• **STATED TASK**:
Copy every line from the records below that holds the word "load".

• **DATA ENTRIES**:
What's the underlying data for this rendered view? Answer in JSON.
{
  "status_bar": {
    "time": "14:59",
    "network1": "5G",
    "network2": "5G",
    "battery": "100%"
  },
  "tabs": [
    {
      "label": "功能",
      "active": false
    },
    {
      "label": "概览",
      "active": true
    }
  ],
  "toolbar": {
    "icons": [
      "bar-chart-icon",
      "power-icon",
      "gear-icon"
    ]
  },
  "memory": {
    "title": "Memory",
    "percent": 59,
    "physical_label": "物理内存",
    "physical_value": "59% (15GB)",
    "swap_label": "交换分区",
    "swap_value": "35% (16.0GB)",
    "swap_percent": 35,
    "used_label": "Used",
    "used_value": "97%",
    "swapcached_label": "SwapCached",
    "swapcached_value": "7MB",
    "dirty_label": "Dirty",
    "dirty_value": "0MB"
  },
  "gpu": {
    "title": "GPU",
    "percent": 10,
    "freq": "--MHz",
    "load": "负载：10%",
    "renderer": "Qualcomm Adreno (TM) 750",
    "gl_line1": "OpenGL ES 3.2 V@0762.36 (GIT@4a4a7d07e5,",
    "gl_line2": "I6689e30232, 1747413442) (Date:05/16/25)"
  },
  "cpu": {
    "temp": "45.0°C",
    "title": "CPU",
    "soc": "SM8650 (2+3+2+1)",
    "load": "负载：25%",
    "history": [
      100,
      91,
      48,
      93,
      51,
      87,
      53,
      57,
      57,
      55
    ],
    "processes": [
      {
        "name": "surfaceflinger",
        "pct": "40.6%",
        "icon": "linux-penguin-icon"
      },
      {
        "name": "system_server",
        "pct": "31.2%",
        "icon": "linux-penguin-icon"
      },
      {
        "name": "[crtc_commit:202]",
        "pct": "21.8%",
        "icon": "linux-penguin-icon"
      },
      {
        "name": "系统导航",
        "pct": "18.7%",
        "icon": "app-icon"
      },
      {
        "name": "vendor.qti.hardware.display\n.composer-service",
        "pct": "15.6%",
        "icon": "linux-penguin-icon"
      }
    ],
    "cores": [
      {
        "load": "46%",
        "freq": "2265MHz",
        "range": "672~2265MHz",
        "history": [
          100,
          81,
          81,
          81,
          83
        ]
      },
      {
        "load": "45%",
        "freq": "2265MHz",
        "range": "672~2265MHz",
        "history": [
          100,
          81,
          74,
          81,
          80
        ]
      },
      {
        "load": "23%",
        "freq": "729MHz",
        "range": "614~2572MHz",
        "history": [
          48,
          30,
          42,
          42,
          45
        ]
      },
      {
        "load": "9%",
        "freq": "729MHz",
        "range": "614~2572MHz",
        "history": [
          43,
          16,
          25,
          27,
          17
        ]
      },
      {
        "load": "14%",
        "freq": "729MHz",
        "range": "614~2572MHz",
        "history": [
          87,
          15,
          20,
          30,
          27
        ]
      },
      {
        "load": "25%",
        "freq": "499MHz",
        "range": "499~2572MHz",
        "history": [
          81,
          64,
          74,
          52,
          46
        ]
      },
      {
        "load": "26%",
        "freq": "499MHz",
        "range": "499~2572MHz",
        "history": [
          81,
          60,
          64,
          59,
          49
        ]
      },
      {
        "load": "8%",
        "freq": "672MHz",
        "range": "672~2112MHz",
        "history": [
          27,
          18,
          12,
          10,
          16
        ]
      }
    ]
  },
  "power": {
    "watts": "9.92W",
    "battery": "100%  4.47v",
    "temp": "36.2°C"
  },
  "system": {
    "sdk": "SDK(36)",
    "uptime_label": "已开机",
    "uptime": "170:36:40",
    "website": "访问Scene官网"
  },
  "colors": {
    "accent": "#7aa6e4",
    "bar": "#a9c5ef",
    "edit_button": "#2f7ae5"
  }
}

• **RESULT**:
    "load": "负载：10%",
    "load": "负载：25%",
        "load": "46%",
        "load": "45%",
        "load": "23%",
        "load": "9%",
        "load": "14%",
        "load": "25%",
        "load": "26%",
        "load": "8%",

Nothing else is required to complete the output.